EXCERPTED DATA —
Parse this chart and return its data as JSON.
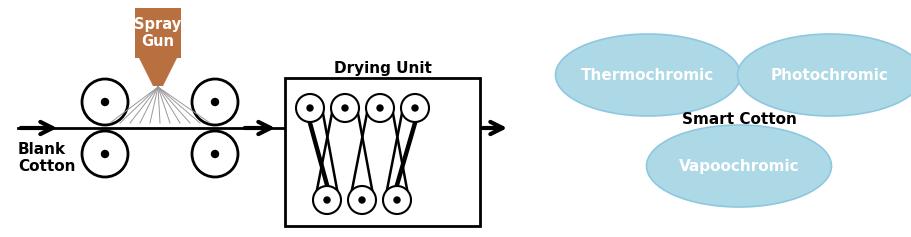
{
  "bg_color": "#ffffff",
  "roller_color": "#ffffff",
  "roller_edge": "#000000",
  "spray_gun_color": "#b87040",
  "arrow_color": "#000000",
  "ellipse_fill": "#add8e6",
  "ellipse_edge": "#8ec8e0",
  "line_color": "#000000",
  "spray_lines_color": "#999999",
  "drying_box_color": "#ffffff",
  "drying_box_edge": "#000000",
  "text_blank_cotton": "Blank\nCotton",
  "text_spray_gun": "Spray\nGun",
  "text_drying_unit": "Drying Unit",
  "text_thermochromic": "Thermochromic",
  "text_photochromic": "Photochromic",
  "text_vapoochromic": "Vapoochromic",
  "text_smart_cotton": "Smart Cotton",
  "figsize": [
    9.12,
    2.37
  ],
  "dpi": 100
}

GIVEN REQUEST —
Reproduce every record above exactly, but leave out the pictures.

THE ANSWER —
Parse this chart and return its data as JSON.
{
  "bg_color": "#ffffff",
  "roller_color": "#ffffff",
  "roller_edge": "#000000",
  "spray_gun_color": "#b87040",
  "arrow_color": "#000000",
  "ellipse_fill": "#add8e6",
  "ellipse_edge": "#8ec8e0",
  "line_color": "#000000",
  "spray_lines_color": "#999999",
  "drying_box_color": "#ffffff",
  "drying_box_edge": "#000000",
  "text_blank_cotton": "Blank\nCotton",
  "text_spray_gun": "Spray\nGun",
  "text_drying_unit": "Drying Unit",
  "text_thermochromic": "Thermochromic",
  "text_photochromic": "Photochromic",
  "text_vapoochromic": "Vapoochromic",
  "text_smart_cotton": "Smart Cotton",
  "figsize": [
    9.12,
    2.37
  ],
  "dpi": 100
}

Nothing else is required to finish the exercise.